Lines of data
=-=-=-=-=

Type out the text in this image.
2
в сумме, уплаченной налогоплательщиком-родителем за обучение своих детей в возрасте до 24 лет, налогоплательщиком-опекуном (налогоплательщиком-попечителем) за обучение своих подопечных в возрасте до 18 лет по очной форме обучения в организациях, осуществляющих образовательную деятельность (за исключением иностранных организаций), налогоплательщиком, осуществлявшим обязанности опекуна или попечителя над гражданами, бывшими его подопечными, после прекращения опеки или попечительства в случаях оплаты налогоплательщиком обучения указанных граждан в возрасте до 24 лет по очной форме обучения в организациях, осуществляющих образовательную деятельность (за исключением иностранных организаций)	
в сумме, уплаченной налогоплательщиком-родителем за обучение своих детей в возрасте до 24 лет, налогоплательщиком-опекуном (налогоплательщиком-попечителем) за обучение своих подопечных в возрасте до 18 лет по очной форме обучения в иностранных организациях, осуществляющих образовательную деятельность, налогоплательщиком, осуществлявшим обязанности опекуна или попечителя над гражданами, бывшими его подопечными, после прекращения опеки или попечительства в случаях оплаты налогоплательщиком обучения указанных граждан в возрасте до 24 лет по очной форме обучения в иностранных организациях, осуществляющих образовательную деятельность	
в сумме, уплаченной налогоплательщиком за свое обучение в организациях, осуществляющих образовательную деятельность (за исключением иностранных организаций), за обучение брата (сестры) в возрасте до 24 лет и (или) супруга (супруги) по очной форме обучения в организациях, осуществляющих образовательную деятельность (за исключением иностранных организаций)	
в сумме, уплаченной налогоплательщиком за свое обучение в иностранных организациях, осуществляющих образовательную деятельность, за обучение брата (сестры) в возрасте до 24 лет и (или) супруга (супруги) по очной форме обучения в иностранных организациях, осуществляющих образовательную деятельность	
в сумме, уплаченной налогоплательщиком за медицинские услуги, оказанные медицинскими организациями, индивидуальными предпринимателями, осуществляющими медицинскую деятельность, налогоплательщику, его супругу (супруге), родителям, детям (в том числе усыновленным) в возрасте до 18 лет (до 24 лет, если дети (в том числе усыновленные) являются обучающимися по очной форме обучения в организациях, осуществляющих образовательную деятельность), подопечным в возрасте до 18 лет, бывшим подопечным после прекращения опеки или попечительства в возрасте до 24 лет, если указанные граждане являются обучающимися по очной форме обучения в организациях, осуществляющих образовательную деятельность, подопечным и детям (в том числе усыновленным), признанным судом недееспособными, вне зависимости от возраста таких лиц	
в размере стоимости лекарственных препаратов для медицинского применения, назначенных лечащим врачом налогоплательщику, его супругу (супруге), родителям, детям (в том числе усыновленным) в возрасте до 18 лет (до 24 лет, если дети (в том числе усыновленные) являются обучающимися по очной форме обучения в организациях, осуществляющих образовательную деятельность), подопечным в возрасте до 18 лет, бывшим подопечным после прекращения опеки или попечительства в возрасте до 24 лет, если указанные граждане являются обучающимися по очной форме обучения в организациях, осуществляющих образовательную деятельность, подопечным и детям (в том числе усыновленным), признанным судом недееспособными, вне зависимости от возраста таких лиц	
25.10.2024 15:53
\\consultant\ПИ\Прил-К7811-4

=-=-=-=-=

● Task brief
Reproduce the listing above verbatim, from first line to last.

● Correct response
Type out the text in this image.
2
в сумме, уплаченной налогоплательщиком-родителем за обучение своих детей в возрасте до 24 лет, налогоплательщиком-опекуном (налогоплательщиком-попечителем) за обучение своих подопечных в возрасте до 18 лет по очной форме обучения в организациях, осуществляющих образовательную деятельность (за исключением иностранных организаций), налогоплательщиком, осуществлявшим обязанности опекуна или попечителя над гражданами, бывшими его подопечными, после прекращения опеки или попечительства в случаях оплаты налогоплательщиком обучения указанных граждан в возрасте до 24 лет по очной форме обучения в организациях, осуществляющих образовательную деятельность (за исключением иностранных организаций)	
в сумме, уплаченной налогоплательщиком-родителем за обучение своих детей в возрасте до 24 лет, налогоплательщиком-опекуном (налогоплательщиком-попечителем) за обучение своих подопечных в возрасте до 18 лет по очной форме обучения в иностранных организациях, осуществляющих образовательную деятельность, налогоплательщиком, осуществлявшим обязанности опекуна или попечителя над гражданами, бывшими его подопечными, после прекращения опеки или попечительства в случаях оплаты налогоплательщиком обучения указанных граждан в возрасте до 24 лет по очной форме обучения в иностранных организациях, осуществляющих образовательную деятельность	
в сумме, уплаченной налогоплательщиком за свое обучение в организациях, осуществляющих образовательную деятельность (за исключением иностранных организаций), за обучение брата (сестры) в возрасте до 24 лет и (или) супруга (супруги) по очной форме обучения в организациях, осуществляющих образовательную деятельность (за исключением иностранных организаций)	
в сумме, уплаченной налогоплательщиком за свое обучение в иностранных организациях, осуществляющих образовательную деятельность, за обучение брата (сестры) в возрасте до 24 лет и (или) супруга (супруги) по очной форме обучения в иностранных организациях, осуществляющих образовательную деятельность	
в сумме, уплаченной налогоплательщиком за медицинские услуги, оказанные медицинскими организациями, индивидуальными предпринимателями, осуществляющими медицинскую деятельность, налогоплательщику, его супругу (супруге), родителям, детям (в том числе усыновленным) в возрасте до 18 лет (до 24 лет, если дети (в том числе усыновленные) являются обучающимися по очной форме обучения в организациях, осуществляющих образовательную деятельность), подопечным в возрасте до 18 лет, бывшим подопечным после прекращения опеки или попечительства в возрасте до 24 лет, если указанные граждане являются обучающимися по очной форме обучения в организациях, осуществляющих образовательную деятельность, подопечным и детям (в том числе усыновленным), признанным судом недееспособными, вне зависимости от возраста таких лиц	
в размере стоимости лекарственных препаратов для медицинского применения, назначенных лечащим врачом налогоплательщику, его супругу (супруге), родителям, детям (в том числе усыновленным) в возрасте до 18 лет (до 24 лет, если дети (в том числе усыновленные) являются обучающимися по очной форме обучения в организациях, осуществляющих образовательную деятельность), подопечным в возрасте до 18 лет, бывшим подопечным после прекращения опеки или попечительства в возрасте до 24 лет, если указанные граждане являются обучающимися по очной форме обучения в организациях, осуществляющих образовательную деятельность, подопечным и детям (в том числе усыновленным), признанным судом недееспособными, вне зависимости от возраста таких лиц	
25.10.2024 15:53
\\consultant\ПИ\Прил-К7811-4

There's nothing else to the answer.